**Task description:** Your task is to output the entries below word for word.

Raw records:
·····

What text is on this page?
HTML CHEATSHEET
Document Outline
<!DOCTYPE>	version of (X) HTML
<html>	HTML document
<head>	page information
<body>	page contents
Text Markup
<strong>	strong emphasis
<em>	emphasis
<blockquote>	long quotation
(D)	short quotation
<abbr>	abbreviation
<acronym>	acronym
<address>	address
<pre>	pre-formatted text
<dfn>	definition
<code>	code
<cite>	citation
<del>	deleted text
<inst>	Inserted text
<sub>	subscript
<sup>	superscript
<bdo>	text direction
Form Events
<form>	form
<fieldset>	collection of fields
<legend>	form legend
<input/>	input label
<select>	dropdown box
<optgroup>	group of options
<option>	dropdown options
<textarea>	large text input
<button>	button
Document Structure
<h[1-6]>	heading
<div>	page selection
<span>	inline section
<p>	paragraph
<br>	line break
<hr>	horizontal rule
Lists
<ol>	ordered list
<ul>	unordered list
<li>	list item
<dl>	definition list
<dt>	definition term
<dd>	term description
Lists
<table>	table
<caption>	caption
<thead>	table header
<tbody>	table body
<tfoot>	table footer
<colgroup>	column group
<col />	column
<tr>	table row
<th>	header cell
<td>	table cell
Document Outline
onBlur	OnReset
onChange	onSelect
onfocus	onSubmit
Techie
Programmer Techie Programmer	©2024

·····

**Complete answer:**
What text is on this page?
HTML CHEATSHEET
Document Outline
<!DOCTYPE>	version of (X) HTML
<html>	HTML document
<head>	page information
<body>	page contents
Text Markup
<strong>	strong emphasis
<em>	emphasis
<blockquote>	long quotation
(D)	short quotation
<abbr>	abbreviation
<acronym>	acronym
<address>	address
<pre>	pre-formatted text
<dfn>	definition
<code>	code
<cite>	citation
<del>	deleted text
<inst>	Inserted text
<sub>	subscript
<sup>	superscript
<bdo>	text direction
Form Events
<form>	form
<fieldset>	collection of fields
<legend>	form legend
<input/>	input label
<select>	dropdown box
<optgroup>	group of options
<option>	dropdown options
<textarea>	large text input
<button>	button
Document Structure
<h[1-6]>	heading
<div>	page selection
<span>	inline section
<p>	paragraph
<br>	line break
<hr>	horizontal rule
Lists
<ol>	ordered list
<ul>	unordered list
<li>	list item
<dl>	definition list
<dt>	definition term
<dd>	term description
Lists
<table>	table
<caption>	caption
<thead>	table header
<tbody>	table body
<tfoot>	table footer
<colgroup>	column group
<col />	column
<tr>	table row
<th>	header cell
<td>	table cell
Document Outline
onBlur	OnReset
onChange	onSelect
onfocus	onSubmit
Techie
Programmer Techie Programmer	©2024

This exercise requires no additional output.